• [Task directions]
Look through the data below. Collect every line where the word "subtitle" occurs.

• [Data records]
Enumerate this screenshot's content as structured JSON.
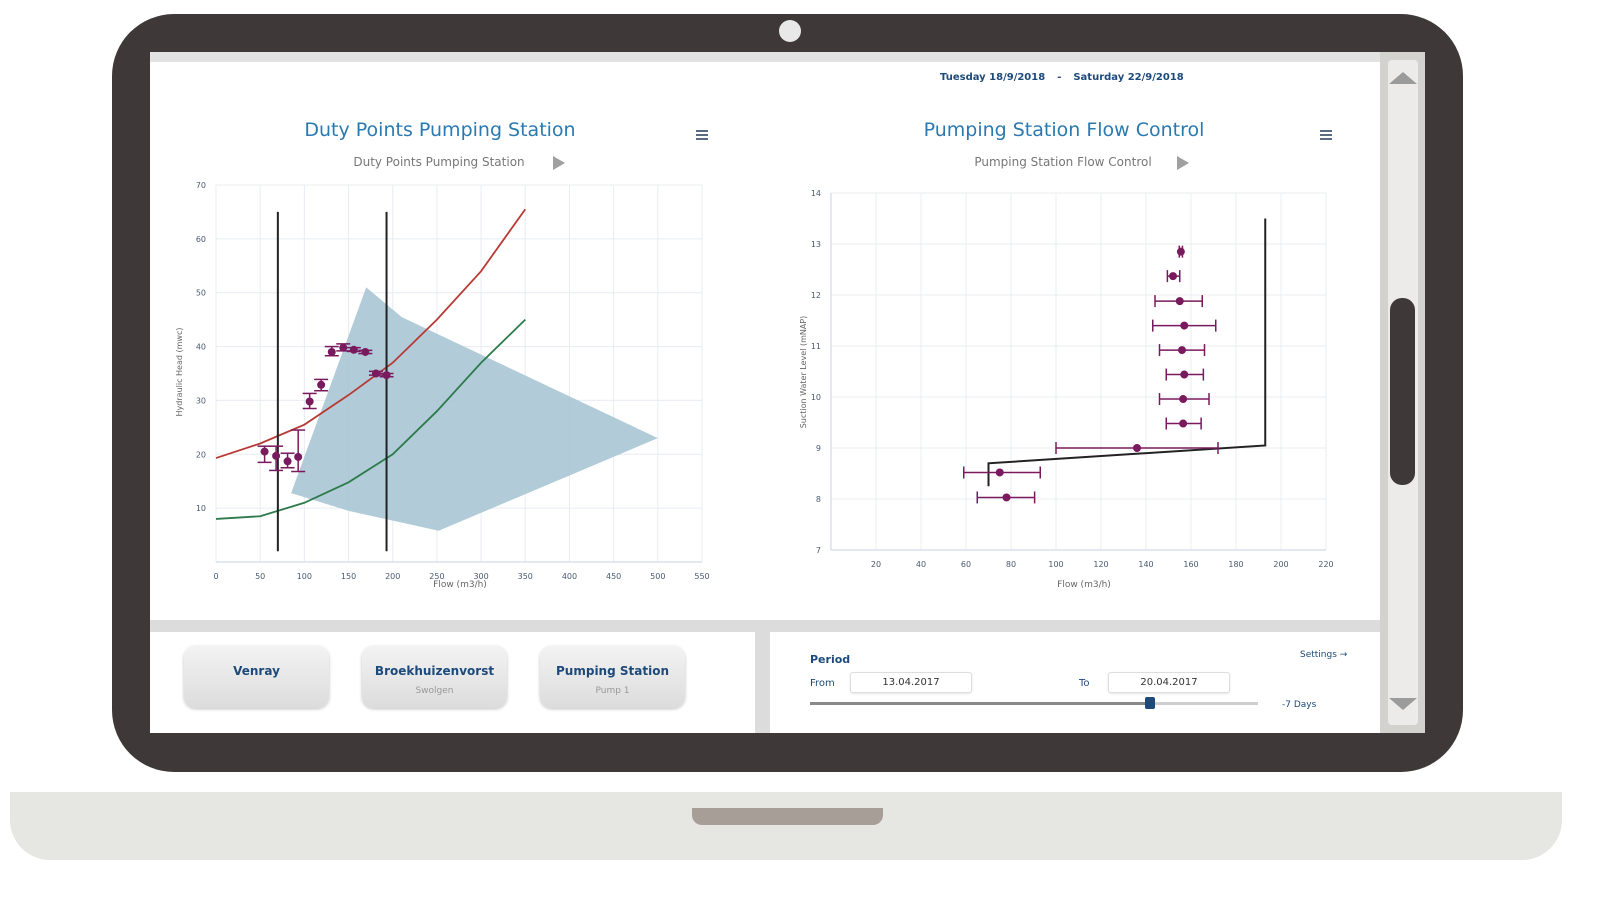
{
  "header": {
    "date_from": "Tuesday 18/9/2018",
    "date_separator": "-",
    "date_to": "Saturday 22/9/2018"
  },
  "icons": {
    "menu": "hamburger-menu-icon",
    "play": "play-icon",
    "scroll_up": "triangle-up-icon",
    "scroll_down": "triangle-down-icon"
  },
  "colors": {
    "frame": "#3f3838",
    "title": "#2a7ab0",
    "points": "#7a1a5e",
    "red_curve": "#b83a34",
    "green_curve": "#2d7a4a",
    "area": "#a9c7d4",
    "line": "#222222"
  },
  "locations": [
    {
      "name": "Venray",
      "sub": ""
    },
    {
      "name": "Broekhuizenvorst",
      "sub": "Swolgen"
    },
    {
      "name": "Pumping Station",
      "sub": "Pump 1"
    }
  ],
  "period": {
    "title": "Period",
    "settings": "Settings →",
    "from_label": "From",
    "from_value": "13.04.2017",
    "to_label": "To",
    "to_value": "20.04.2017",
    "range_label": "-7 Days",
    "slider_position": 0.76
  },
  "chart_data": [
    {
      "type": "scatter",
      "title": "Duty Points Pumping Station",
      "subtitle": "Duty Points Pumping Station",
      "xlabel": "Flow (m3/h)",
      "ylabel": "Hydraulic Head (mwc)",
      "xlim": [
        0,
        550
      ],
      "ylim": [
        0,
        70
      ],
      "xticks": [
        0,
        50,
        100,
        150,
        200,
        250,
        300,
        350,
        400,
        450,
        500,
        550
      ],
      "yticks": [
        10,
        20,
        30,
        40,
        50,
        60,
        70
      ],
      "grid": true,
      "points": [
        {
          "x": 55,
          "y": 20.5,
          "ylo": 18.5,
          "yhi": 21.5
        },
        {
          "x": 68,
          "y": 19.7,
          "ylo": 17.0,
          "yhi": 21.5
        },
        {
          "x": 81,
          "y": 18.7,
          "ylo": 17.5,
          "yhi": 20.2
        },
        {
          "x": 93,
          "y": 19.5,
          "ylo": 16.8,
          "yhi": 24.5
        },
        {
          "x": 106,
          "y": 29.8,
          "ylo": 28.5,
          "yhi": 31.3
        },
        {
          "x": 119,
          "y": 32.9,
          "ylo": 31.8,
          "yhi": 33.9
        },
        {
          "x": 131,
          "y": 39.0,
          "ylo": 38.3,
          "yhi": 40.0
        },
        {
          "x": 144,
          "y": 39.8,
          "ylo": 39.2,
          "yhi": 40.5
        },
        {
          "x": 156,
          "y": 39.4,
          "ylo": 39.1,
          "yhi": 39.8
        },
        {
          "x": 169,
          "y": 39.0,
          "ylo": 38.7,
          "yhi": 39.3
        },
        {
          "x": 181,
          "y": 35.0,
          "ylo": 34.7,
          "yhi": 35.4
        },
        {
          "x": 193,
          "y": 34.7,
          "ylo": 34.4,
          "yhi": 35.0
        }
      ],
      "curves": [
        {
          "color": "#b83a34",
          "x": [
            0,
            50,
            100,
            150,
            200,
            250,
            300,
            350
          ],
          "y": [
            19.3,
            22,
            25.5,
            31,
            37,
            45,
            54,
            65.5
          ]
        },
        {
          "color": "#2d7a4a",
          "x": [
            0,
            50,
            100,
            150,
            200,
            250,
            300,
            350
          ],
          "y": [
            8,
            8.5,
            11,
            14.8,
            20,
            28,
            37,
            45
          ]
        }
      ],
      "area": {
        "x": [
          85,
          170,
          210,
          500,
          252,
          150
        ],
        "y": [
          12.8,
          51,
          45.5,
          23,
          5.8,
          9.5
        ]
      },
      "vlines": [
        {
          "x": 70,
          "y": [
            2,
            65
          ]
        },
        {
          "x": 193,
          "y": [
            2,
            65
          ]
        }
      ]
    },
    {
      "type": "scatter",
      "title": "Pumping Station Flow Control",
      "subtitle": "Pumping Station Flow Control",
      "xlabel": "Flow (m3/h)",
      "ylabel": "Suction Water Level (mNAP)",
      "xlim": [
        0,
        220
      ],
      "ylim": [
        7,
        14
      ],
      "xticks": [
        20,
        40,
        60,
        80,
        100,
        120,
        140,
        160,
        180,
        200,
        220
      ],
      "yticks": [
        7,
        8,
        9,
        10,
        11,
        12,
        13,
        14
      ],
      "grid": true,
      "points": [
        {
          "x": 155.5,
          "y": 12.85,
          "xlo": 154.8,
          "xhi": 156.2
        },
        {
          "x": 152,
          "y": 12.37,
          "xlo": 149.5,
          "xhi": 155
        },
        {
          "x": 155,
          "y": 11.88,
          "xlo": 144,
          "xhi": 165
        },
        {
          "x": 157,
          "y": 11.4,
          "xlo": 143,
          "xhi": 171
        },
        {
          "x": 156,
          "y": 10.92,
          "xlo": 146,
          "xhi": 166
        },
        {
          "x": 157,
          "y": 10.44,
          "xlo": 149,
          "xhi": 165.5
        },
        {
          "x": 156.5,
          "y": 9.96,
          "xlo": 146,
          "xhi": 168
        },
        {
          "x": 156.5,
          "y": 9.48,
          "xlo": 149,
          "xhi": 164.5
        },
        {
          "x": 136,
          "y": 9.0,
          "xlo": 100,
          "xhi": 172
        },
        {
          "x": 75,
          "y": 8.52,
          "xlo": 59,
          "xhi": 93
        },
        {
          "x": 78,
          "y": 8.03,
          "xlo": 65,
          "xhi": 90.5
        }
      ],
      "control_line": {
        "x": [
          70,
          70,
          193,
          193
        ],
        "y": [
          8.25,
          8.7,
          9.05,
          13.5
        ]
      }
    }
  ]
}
--
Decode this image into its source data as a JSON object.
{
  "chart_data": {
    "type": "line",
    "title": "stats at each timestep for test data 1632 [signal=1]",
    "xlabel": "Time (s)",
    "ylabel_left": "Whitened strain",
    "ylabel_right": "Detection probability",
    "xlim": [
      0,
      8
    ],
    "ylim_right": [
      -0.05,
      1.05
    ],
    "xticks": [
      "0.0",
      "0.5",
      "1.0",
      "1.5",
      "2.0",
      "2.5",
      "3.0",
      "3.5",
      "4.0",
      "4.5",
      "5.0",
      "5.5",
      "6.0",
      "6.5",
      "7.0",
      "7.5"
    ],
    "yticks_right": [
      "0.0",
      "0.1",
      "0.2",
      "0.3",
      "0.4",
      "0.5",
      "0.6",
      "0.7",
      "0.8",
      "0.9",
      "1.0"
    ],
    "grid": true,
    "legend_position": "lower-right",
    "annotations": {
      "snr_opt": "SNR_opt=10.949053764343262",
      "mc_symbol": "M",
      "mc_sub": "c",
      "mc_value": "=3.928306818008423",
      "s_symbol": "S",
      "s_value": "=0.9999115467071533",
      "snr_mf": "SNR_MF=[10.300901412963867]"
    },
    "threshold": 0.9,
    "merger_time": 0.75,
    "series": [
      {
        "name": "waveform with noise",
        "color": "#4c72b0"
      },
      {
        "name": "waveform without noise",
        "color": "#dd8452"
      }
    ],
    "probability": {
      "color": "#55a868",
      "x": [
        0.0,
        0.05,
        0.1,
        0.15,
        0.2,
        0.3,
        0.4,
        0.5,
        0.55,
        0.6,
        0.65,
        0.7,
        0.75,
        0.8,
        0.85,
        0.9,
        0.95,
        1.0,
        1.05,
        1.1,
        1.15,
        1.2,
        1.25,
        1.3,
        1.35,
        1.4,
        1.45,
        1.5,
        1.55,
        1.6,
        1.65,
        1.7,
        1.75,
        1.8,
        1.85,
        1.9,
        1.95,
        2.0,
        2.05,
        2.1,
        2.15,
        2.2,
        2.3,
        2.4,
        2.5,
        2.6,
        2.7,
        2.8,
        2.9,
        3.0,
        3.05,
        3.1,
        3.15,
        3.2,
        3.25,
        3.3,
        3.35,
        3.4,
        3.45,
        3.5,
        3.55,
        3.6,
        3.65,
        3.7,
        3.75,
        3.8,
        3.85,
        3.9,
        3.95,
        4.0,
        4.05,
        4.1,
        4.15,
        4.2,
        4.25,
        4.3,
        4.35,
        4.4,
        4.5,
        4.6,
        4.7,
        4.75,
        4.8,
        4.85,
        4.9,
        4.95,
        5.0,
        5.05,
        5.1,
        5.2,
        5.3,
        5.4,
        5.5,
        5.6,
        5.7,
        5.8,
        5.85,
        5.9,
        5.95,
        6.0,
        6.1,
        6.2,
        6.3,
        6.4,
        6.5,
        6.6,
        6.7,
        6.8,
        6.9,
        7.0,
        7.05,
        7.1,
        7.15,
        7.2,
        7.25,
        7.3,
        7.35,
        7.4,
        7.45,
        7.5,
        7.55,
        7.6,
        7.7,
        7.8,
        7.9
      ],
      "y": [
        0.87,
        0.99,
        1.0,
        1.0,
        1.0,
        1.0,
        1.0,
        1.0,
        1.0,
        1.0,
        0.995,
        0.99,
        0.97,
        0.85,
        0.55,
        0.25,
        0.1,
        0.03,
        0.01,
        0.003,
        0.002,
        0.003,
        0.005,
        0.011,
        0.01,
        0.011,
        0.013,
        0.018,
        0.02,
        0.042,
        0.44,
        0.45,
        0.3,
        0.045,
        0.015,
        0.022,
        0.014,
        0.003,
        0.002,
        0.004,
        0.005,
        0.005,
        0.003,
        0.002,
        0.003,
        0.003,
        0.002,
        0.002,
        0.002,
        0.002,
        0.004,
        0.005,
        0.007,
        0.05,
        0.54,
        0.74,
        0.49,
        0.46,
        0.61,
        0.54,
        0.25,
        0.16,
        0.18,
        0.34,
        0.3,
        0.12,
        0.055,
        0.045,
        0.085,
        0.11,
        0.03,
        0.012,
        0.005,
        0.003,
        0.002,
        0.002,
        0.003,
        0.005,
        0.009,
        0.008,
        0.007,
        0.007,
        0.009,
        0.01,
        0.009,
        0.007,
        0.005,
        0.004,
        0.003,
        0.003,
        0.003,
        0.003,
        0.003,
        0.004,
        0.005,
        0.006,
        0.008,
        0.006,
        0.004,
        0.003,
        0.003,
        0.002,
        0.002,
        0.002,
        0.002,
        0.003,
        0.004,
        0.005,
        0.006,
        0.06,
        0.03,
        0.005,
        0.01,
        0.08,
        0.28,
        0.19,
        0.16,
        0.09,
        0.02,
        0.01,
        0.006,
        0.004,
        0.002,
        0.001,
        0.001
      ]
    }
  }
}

• [Exercise solution]
      "subtitle": "Duty Points Pumping Station",
      "subtitle": "Pumping Station Flow Control",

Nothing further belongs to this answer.